▶ **Quoted passage**
☆ ☆ ☆ ☆

# Stolen Gear...am I overreacting?



## Timothy A. Samuelson (Apr 19, 2014)

Ok, so I just got home from a 46 hour work day. I have done a load out, a load in, and a lot of work on our new space. The load out went great. Super fast, and I had a prison crew to help. Everything got packed, downstairs, and loaded into the truck in about an hour. Granted, cables weren't coiled correctly, and most everything got packed in the wrong box, but I was going straight to another venue to load out the exact same rig for a different show. Keep in mind, this was a small rig. By small, I mean 3 4 channel dimmers, 8 Par 56s, 4 Source 4s, 6 K9 Pups, and my booth equipment. This was Friday morning. We arrived at the next venue, a local high school, to load out the rig and set it up for another show. Here's where things started to get hairy...

Because of the improper packing at the load out, my computers ended up riding in the back seat of my truck. No biggie. While we were on site, one of my techs left the truck unlocked and someone stole my second monitor. The tech felt really bad about it and asked me to take the cost of a new monitor out of his check. I'm not going to do that as he is one of my best guys and accidents happen.

From this point forward, loading in was simple. Trees went up, cables were run, and lights focused. Next was patching and programming in ChamSys. We had to leave the venue for a few hours as there was a class being held in the space. Great opportunity to grab lunch. We covered the booth with a black sheet when we left, just to ward off wandering hands. BIG MISTAKE. When we got back, EVERY cord had been unplugged from the back of the computer and someone walked off with my wireless Apple keyboard. I'm INFURIATED!! 

This show is for a non-profit, so the company is doing it at no cost, like always, but now I have to replace several hundred dollars of equipment. I run a small business. Even $100 is a lot of money to us right now. 

Am I overreacting? After all, it's just a monitor and keyboard. On the other hand, they are vital parts of my setup that has now been pushed back a day because I need to get new equipment tomorrow. (Easter Sunday...this should be fun)

How would you react? I can tell you, this show hasn't been the greatest of experiences since the beginning and I will probably never work at this school again.


----------



## LavaASU (Apr 19, 2014)

Assuming this was a K-12 school, I would have immediately reported the keyboard to school officials. They typically have the right to search students belongings, and a keyboard is not that easy to hide (a going into the ball game type bag search would find it). The stolen monitor also sounds like it could be a kid.


----------



## MNicolai (Apr 19, 2014)

Monitors are cheap. So are keyboards. Embrace this as a teachable moment and be relieved nothing of real value was taken (i.e. something that, without it, would cripple or kill your business), especially nothing that is irreplaceable.

It sucks, it really does, but it's a scuff on your shoe compared to some of the theft that happens in our industry. Some thieves will go so far as to boost entire tractor trailers with hundreds of thousands of dollars (millions?) of equipment on-board.


----------



## josh88 (Apr 19, 2014)

☆ ☆ ☆ ☆

▶ **Job a**
Quote the part of the collected data that opens with the line containing "174, 1082, 870]" and runs through the end of the collected data.
The forum thread has no connection to the collected data.

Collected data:
☆ ☆ ☆ ☆

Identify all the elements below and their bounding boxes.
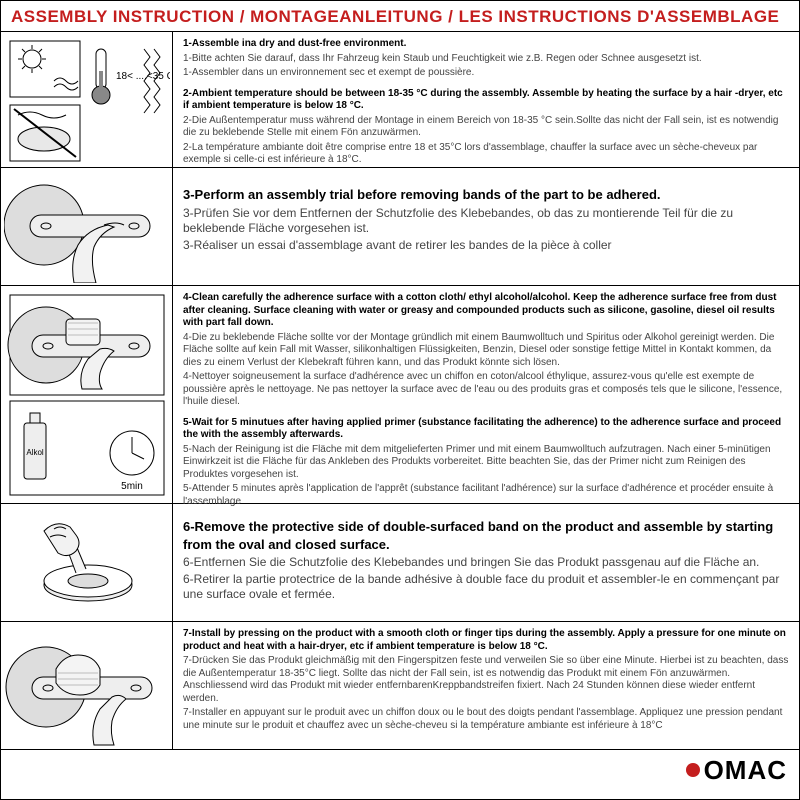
text-4: 6-Remove the protective side of double-s…: [173, 504, 799, 621]
step5-lead: 5-Wait for 5 minutues after having appli…: [183, 417, 789, 442]
step3-lead: 3-Perform an assembly trial before remov…: [183, 186, 789, 204]
trial-icon: [4, 171, 170, 283]
step1-fr: 1-Assembler dans un environnement sec et…: [183, 67, 789, 80]
text-2: 3-Perform an assembly trial before remov…: [173, 168, 799, 285]
row-3: Alkol 5min 4-Clean carefully the adheren…: [1, 286, 799, 504]
row-1: 18< ....<35 C 1-Assemble ina dry and dus…: [1, 32, 799, 168]
illus-1: 18< ....<35 C: [1, 32, 173, 167]
text-5: 7-Install by pressing on the product wit…: [173, 622, 799, 749]
illus-5: [1, 622, 173, 749]
step7-lead: 7-Install by pressing on the product wit…: [183, 628, 789, 653]
row-5: 7-Install by pressing on the product wit…: [1, 622, 799, 750]
svg-text:5min: 5min: [121, 481, 143, 492]
step6-de: 6-Entfernen Sie die Schutzfolie des Kleb…: [183, 555, 789, 570]
clean-primer-icon: Alkol 5min: [4, 289, 170, 501]
text-3: 4-Clean carefully the adherence surface …: [173, 286, 799, 503]
illus-3: Alkol 5min: [1, 286, 173, 503]
step3-de: 3-Prüfen Sie vor dem Entfernen der Schut…: [183, 206, 789, 236]
rows-container: 18< ....<35 C 1-Assemble ina dry and dus…: [1, 32, 799, 799]
step2-de: 2-Die Außentemperatur muss während der M…: [183, 115, 789, 140]
step3-fr: 3-Réaliser un essai d'assemblage avant d…: [183, 238, 789, 253]
temperature-icon: 18< ....<35 C: [4, 35, 170, 165]
step4-lead: 4-Clean carefully the adherence surface …: [183, 292, 789, 330]
step4-de: 4-Die zu beklebende Fläche sollte vor de…: [183, 332, 789, 370]
illus-2: [1, 168, 173, 285]
page-title: ASSEMBLY INSTRUCTION / MONTAGEANLEITUNG …: [1, 1, 799, 32]
svg-text:18< ....<35 C: 18< ....<35 C: [116, 71, 170, 82]
instruction-sheet: ASSEMBLY INSTRUCTION / MONTAGEANLEITUNG …: [0, 0, 800, 800]
step7-fr: 7-Installer en appuyant sur le produit a…: [183, 707, 789, 732]
step1-de: 1-Bitte achten Sie darauf, dass Ihr Fahr…: [183, 53, 789, 66]
step1-lead: 1-Assemble ina dry and dust-free environ…: [183, 38, 789, 51]
press-install-icon: [4, 625, 170, 747]
illus-4: [1, 504, 173, 621]
step7-de: 7-Drücken Sie das Produkt gleichmäßig mi…: [183, 655, 789, 705]
svg-text:Alkol: Alkol: [26, 448, 44, 457]
step6-fr: 6-Retirer la partie protectrice de la ba…: [183, 572, 789, 602]
peel-tape-icon: [4, 507, 170, 619]
text-1: 1-Assemble ina dry and dust-free environ…: [173, 32, 799, 167]
step6-lead: 6-Remove the protective side of double-s…: [183, 518, 789, 553]
logo-dot-icon: [686, 763, 700, 777]
row-2: 3-Perform an assembly trial before remov…: [1, 168, 799, 286]
step2-fr: 2-La température ambiante doit être comp…: [183, 142, 789, 167]
logo-text: OMAC: [704, 755, 787, 786]
step4-fr: 4-Nettoyer soigneusement la surface d'ad…: [183, 371, 789, 409]
step2-lead: 2-Ambient temperature should be between …: [183, 88, 789, 113]
step5-de: 5-Nach der Reinigung ist die Fläche mit …: [183, 444, 789, 482]
brand-logo: OMAC: [686, 755, 787, 786]
footer: OMAC: [1, 750, 799, 790]
row-4: 6-Remove the protective side of double-s…: [1, 504, 799, 622]
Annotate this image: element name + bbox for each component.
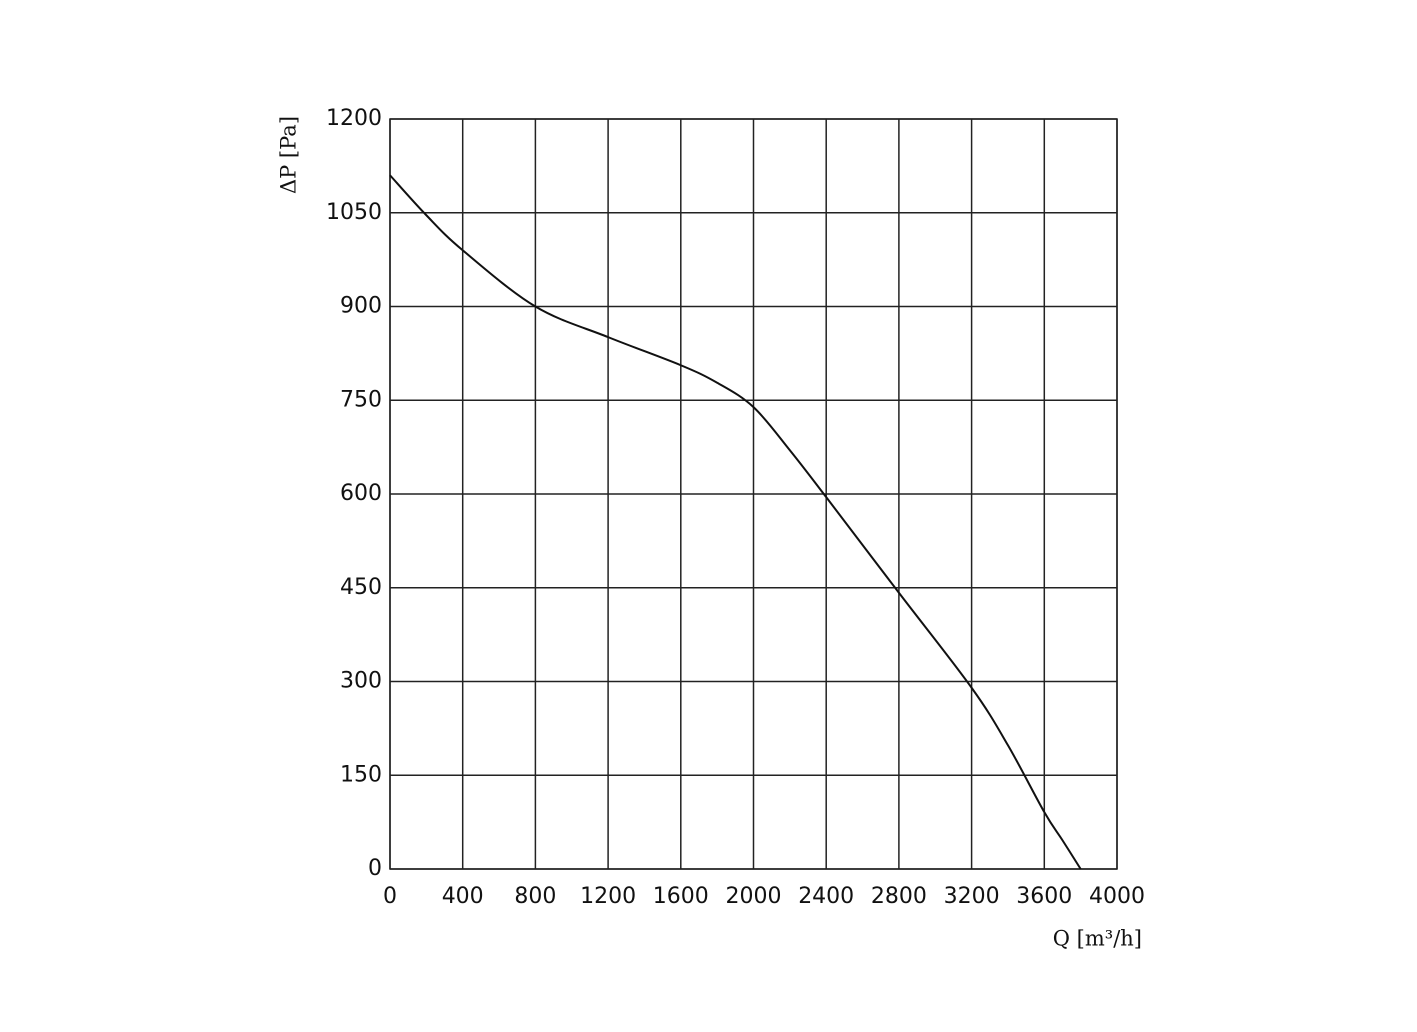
curve	[389, 174, 1082, 870]
y-tick-label: 900	[340, 294, 382, 319]
y-tick-label: 600	[340, 481, 382, 506]
x-tick-label: 0	[383, 884, 397, 909]
x-tick-label: 2000	[726, 884, 782, 909]
y-tick-label: 1050	[326, 200, 382, 225]
x-tick-label: 1200	[580, 884, 636, 909]
x-tick-label: 1600	[653, 884, 709, 909]
y-axis-title: ΔP [Pa]	[277, 116, 301, 194]
y-tick-label: 1200	[326, 106, 382, 131]
y-tick-label: 750	[340, 387, 382, 412]
y-tick-label: 450	[340, 575, 382, 600]
y-tick-label: 300	[340, 669, 382, 694]
x-tick-label: 800	[514, 884, 556, 909]
y-tick-label: 0	[368, 856, 382, 881]
plot-frame	[389, 118, 1118, 870]
x-tick-label: 3200	[944, 884, 1000, 909]
x-tick-label: 3600	[1016, 884, 1072, 909]
x-tick-label: 400	[442, 884, 484, 909]
x-tick-label: 4000	[1089, 884, 1145, 909]
x-tick-label: 2800	[871, 884, 927, 909]
x-axis-title: Q [m³/h]	[1053, 927, 1142, 951]
y-tick-label: 150	[340, 762, 382, 787]
x-tick-label: 2400	[798, 884, 854, 909]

☆ ☆ ☆ ☆

▶ **Job b**
Can you sum up the forum thread about stolen gear in three sentences?

▶ **Problem solution a**
curve	[389, 174, 1082, 870]
y-tick-label: 900	[340, 294, 382, 319]
y-tick-label: 600	[340, 481, 382, 506]
x-tick-label: 0	[383, 884, 397, 909]
x-tick-label: 2000	[726, 884, 782, 909]
y-tick-label: 1050	[326, 200, 382, 225]
x-tick-label: 1200	[580, 884, 636, 909]
x-tick-label: 1600	[653, 884, 709, 909]
y-axis-title: ΔP [Pa]	[277, 116, 301, 194]
y-tick-label: 1200	[326, 106, 382, 131]
y-tick-label: 750	[340, 387, 382, 412]
y-tick-label: 450	[340, 575, 382, 600]
y-tick-label: 300	[340, 669, 382, 694]
x-tick-label: 800	[514, 884, 556, 909]
y-tick-label: 0	[368, 856, 382, 881]
plot-frame	[389, 118, 1118, 870]
x-tick-label: 3200	[944, 884, 1000, 909]
x-tick-label: 3600	[1016, 884, 1072, 909]
x-tick-label: 400	[442, 884, 484, 909]
x-tick-label: 4000	[1089, 884, 1145, 909]
x-tick-label: 2800	[871, 884, 927, 909]
x-axis-title: Q [m³/h]	[1053, 927, 1142, 951]
y-tick-label: 150	[340, 762, 382, 787]
x-tick-label: 2400	[798, 884, 854, 909]

▶ **Problem solution b**
While setting up a small lighting rig at a local high school for a non-profit show, Timothy A. Samuelson had a monitor stolen from his unlocked truck and a wireless Apple keyboard taken from his covered booth. He asks whether he is overreacting, since replacing the equipment costs his small business several hundred dollars and pushes his setup back a day. LavaASU recommends reporting the keyboard to school officials, who can usually search students' belongings, while MNicolai points out that monitors and keyboards are cheap and that this theft is minor next to others in the industry.